[Collected data entries]
══════════

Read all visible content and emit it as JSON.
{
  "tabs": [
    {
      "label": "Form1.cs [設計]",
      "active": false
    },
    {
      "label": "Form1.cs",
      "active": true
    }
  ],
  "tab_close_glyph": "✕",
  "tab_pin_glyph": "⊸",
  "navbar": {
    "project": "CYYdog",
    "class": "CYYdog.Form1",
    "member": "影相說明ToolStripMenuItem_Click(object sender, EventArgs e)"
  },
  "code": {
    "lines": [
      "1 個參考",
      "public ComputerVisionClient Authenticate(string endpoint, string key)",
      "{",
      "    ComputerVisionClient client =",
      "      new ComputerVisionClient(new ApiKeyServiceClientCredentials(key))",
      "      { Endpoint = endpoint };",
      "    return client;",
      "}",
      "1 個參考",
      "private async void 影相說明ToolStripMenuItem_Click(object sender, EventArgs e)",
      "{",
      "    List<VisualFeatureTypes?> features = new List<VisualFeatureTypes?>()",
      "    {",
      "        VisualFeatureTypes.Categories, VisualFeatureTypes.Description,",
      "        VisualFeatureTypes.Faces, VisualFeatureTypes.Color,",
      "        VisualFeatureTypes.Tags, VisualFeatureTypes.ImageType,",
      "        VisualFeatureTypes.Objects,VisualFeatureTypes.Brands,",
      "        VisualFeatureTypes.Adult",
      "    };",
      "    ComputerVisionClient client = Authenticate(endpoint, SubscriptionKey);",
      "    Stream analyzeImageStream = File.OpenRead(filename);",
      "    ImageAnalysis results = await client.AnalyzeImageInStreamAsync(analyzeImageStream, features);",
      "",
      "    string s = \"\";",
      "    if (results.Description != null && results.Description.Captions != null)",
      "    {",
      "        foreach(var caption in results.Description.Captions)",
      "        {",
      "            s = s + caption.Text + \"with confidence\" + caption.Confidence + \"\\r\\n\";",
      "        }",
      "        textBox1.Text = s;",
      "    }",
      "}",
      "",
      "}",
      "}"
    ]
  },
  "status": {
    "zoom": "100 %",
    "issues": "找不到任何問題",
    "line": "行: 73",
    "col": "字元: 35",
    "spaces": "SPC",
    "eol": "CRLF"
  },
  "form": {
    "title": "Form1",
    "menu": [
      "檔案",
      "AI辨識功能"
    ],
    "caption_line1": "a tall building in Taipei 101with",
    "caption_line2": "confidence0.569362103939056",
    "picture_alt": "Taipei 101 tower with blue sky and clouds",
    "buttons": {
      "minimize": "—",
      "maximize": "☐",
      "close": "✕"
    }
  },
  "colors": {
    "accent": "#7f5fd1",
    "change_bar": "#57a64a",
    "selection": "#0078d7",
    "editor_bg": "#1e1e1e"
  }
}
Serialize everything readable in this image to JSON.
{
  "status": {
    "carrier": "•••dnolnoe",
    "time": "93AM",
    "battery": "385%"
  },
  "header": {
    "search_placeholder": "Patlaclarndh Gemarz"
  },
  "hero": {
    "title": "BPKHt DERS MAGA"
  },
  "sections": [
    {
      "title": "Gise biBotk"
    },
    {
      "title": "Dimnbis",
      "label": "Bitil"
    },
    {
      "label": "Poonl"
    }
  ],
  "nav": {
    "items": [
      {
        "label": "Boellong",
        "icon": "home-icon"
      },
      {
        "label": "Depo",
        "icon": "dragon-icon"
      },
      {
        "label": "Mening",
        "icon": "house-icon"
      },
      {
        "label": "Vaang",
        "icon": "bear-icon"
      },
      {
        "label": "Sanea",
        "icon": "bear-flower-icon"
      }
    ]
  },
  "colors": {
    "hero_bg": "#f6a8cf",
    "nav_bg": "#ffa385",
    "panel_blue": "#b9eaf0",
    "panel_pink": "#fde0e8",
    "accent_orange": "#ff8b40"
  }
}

══════════

Copy every line from the entries that contains the word "Authenticate".

      "public ComputerVisionClient Authenticate(string endpoint, string key)",
      "    ComputerVisionClient client = Authenticate(endpoint, SubscriptionKey);",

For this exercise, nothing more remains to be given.